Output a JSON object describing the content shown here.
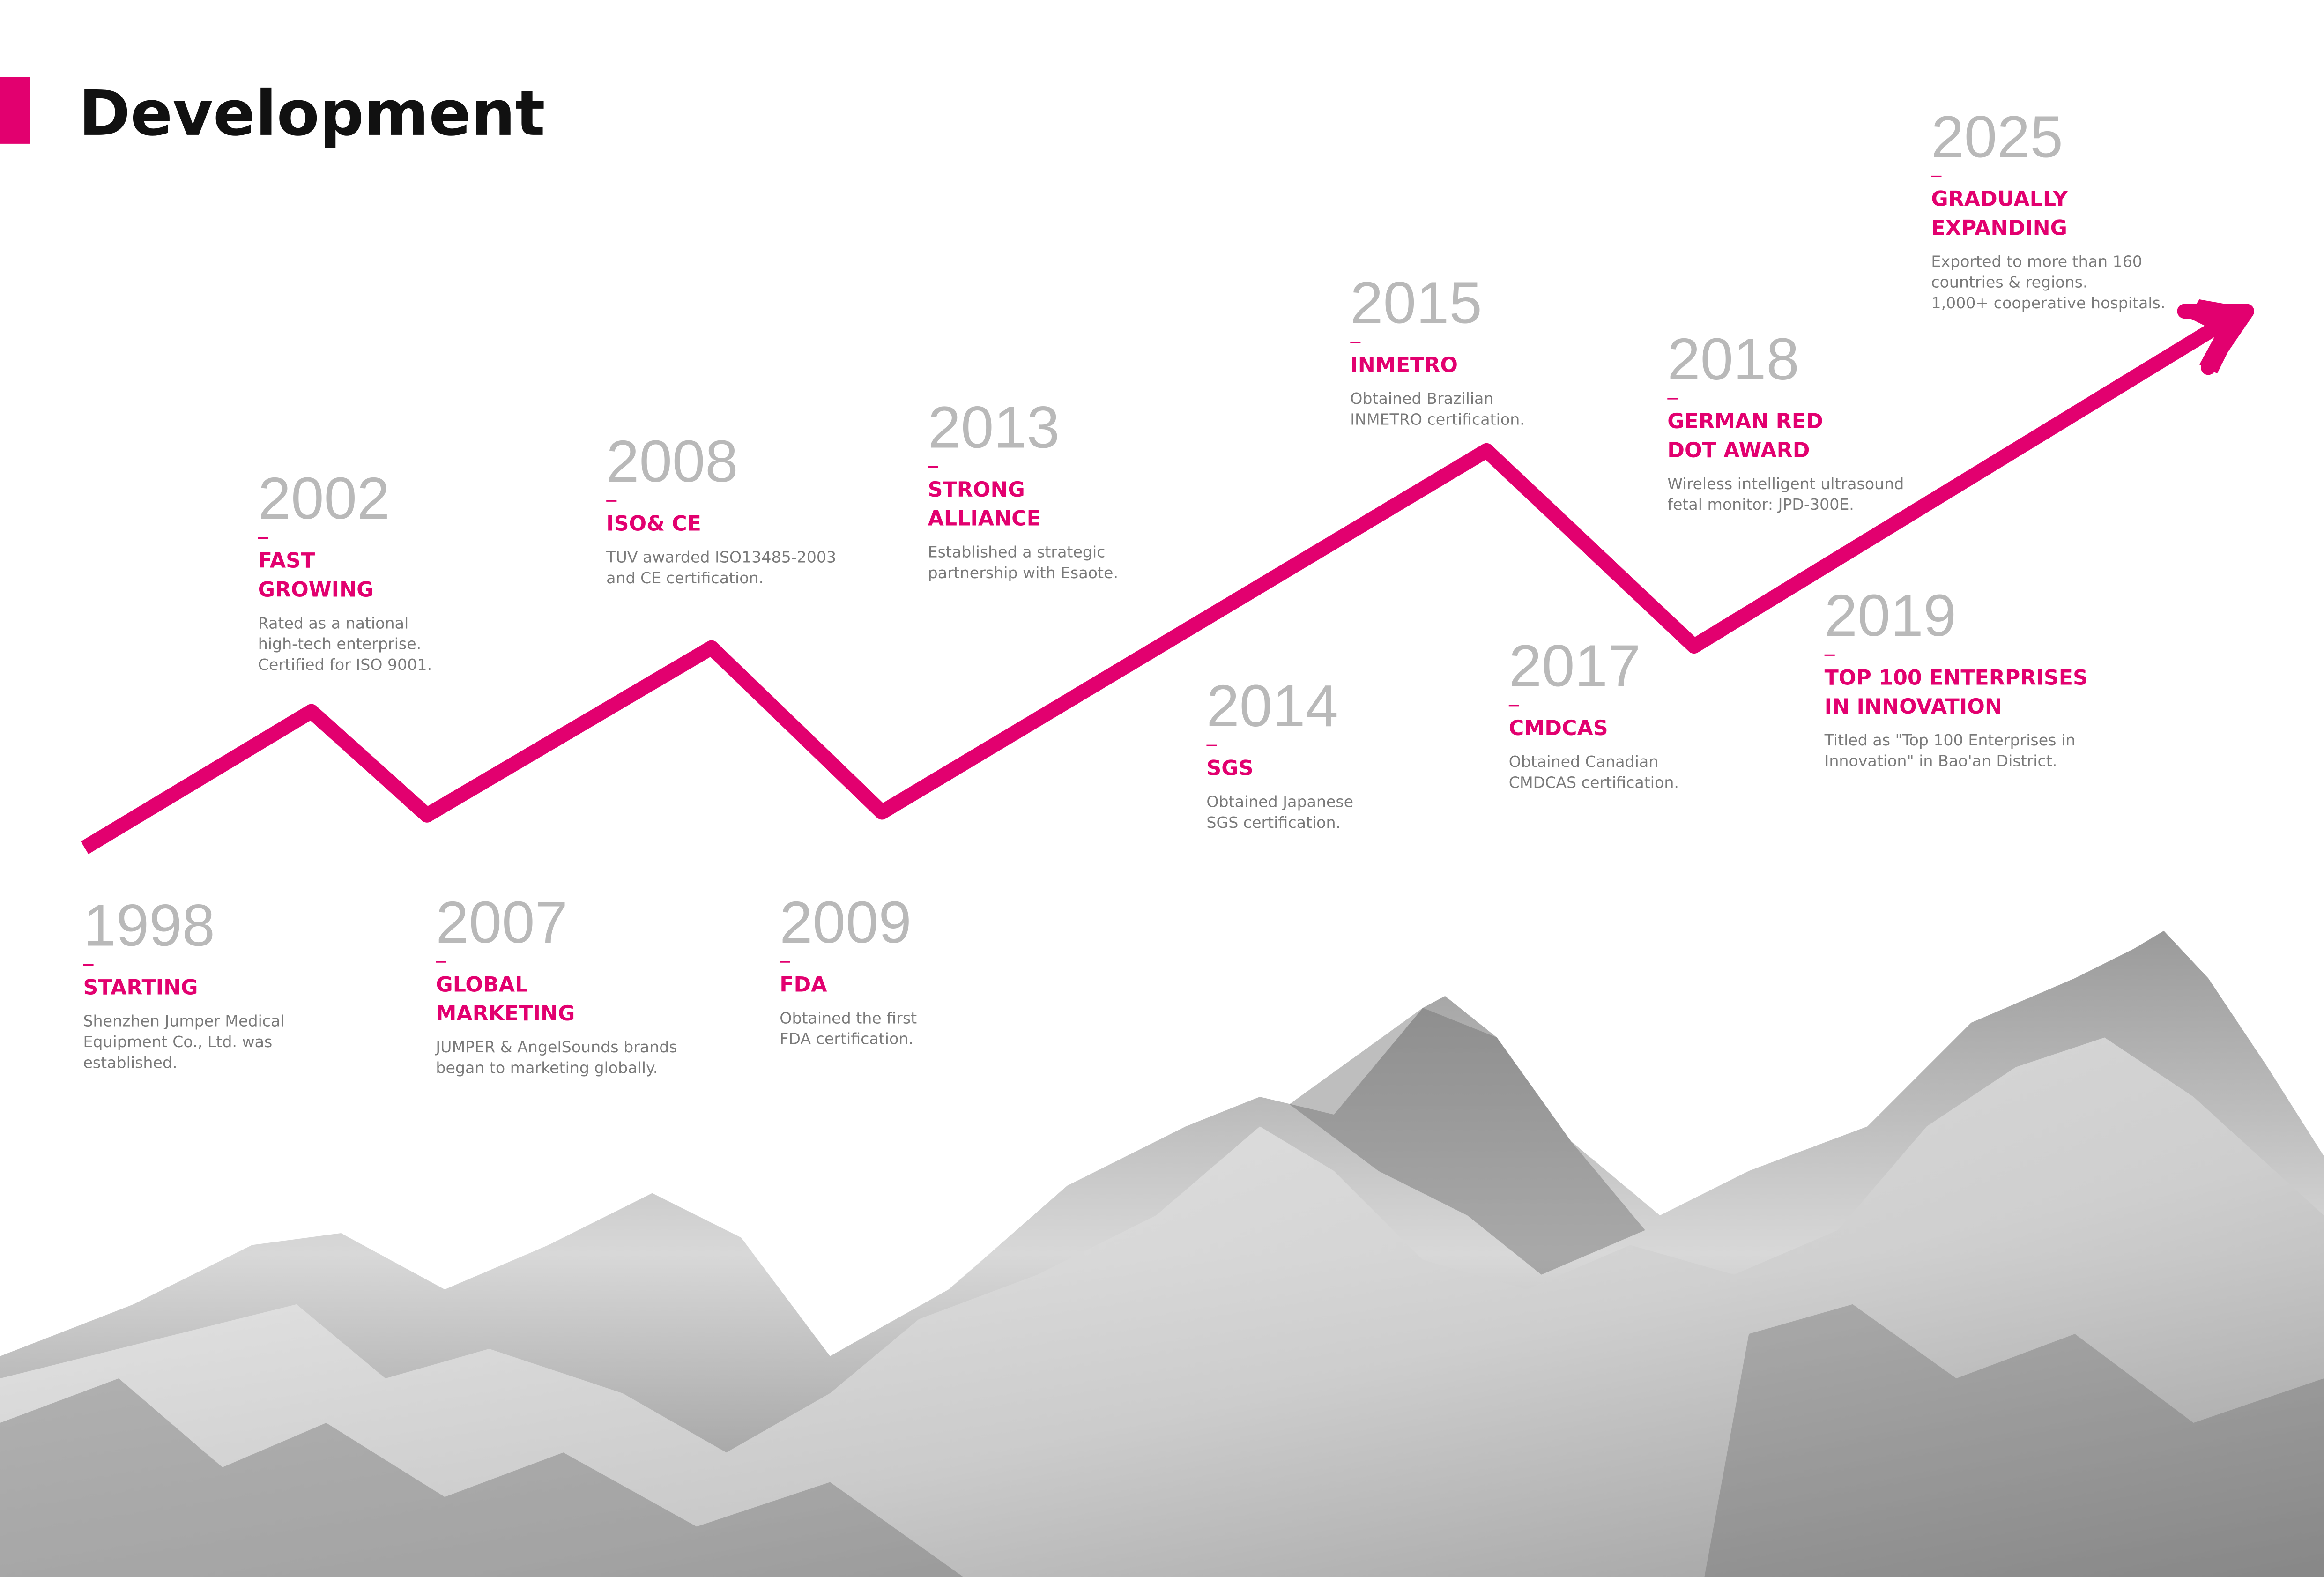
{
  "header": {
    "title": "Development"
  },
  "events": [
    {
      "year": "1998",
      "heading": [
        "STARTING"
      ],
      "description": [
        "Shenzhen Jumper Medical",
        "Equipment Co., Ltd. was",
        "established."
      ]
    },
    {
      "year": "2002",
      "heading": [
        "FAST",
        "GROWING"
      ],
      "description": [
        "Rated as a national",
        "high-tech enterprise.",
        "Certified for ISO 9001."
      ]
    },
    {
      "year": "2007",
      "heading": [
        "GLOBAL",
        "MARKETING"
      ],
      "description": [
        "JUMPER & AngelSounds brands",
        "began to marketing globally."
      ]
    },
    {
      "year": "2008",
      "heading": [
        "ISO& CE"
      ],
      "description": [
        "TUV awarded ISO13485-2003",
        "and CE certification."
      ]
    },
    {
      "year": "2009",
      "heading": [
        "FDA"
      ],
      "description": [
        "Obtained the first",
        "FDA certification."
      ]
    },
    {
      "year": "2013",
      "heading": [
        "STRONG",
        "ALLIANCE"
      ],
      "description": [
        "Established a strategic",
        "partnership with Esaote."
      ]
    },
    {
      "year": "2014",
      "heading": [
        "SGS"
      ],
      "description": [
        "Obtained Japanese",
        "SGS certification."
      ]
    },
    {
      "year": "2015",
      "heading": [
        "INMETRO"
      ],
      "description": [
        "Obtained Brazilian",
        "INMETRO certification."
      ]
    },
    {
      "year": "2017",
      "heading": [
        "CMDCAS"
      ],
      "description": [
        "Obtained Canadian",
        "CMDCAS certification."
      ]
    },
    {
      "year": "2018",
      "heading": [
        "GERMAN RED",
        "DOT AWARD"
      ],
      "description": [
        "Wireless intelligent ultrasound",
        "fetal monitor: JPD-300E."
      ]
    },
    {
      "year": "2019",
      "heading": [
        "TOP 100 ENTERPRISES",
        "IN INNOVATION"
      ],
      "description": [
        "Titled as \"Top 100 Enterprises in",
        "Innovation\" in Bao'an District."
      ]
    },
    {
      "year": "2025",
      "heading": [
        "GRADUALLY",
        "EXPANDING"
      ],
      "description": [
        "Exported to more than 160",
        "countries & regions.",
        "1,000+ cooperative hospitals."
      ]
    }
  ]
}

§ **Goal**:
Go through the entries above and output them exactly, without pictures.

§ **Complete response**:
Output a JSON object describing the content shown here.
{
  "header": {
    "title": "Development"
  },
  "events": [
    {
      "year": "1998",
      "heading": [
        "STARTING"
      ],
      "description": [
        "Shenzhen Jumper Medical",
        "Equipment Co., Ltd. was",
        "established."
      ]
    },
    {
      "year": "2002",
      "heading": [
        "FAST",
        "GROWING"
      ],
      "description": [
        "Rated as a national",
        "high-tech enterprise.",
        "Certified for ISO 9001."
      ]
    },
    {
      "year": "2007",
      "heading": [
        "GLOBAL",
        "MARKETING"
      ],
      "description": [
        "JUMPER & AngelSounds brands",
        "began to marketing globally."
      ]
    },
    {
      "year": "2008",
      "heading": [
        "ISO& CE"
      ],
      "description": [
        "TUV awarded ISO13485-2003",
        "and CE certification."
      ]
    },
    {
      "year": "2009",
      "heading": [
        "FDA"
      ],
      "description": [
        "Obtained the first",
        "FDA certification."
      ]
    },
    {
      "year": "2013",
      "heading": [
        "STRONG",
        "ALLIANCE"
      ],
      "description": [
        "Established a strategic",
        "partnership with Esaote."
      ]
    },
    {
      "year": "2014",
      "heading": [
        "SGS"
      ],
      "description": [
        "Obtained Japanese",
        "SGS certification."
      ]
    },
    {
      "year": "2015",
      "heading": [
        "INMETRO"
      ],
      "description": [
        "Obtained Brazilian",
        "INMETRO certification."
      ]
    },
    {
      "year": "2017",
      "heading": [
        "CMDCAS"
      ],
      "description": [
        "Obtained Canadian",
        "CMDCAS certification."
      ]
    },
    {
      "year": "2018",
      "heading": [
        "GERMAN RED",
        "DOT AWARD"
      ],
      "description": [
        "Wireless intelligent ultrasound",
        "fetal monitor: JPD-300E."
      ]
    },
    {
      "year": "2019",
      "heading": [
        "TOP 100 ENTERPRISES",
        "IN INNOVATION"
      ],
      "description": [
        "Titled as \"Top 100 Enterprises in",
        "Innovation\" in Bao'an District."
      ]
    },
    {
      "year": "2025",
      "heading": [
        "GRADUALLY",
        "EXPANDING"
      ],
      "description": [
        "Exported to more than 160",
        "countries & regions.",
        "1,000+ cooperative hospitals."
      ]
    }
  ]
}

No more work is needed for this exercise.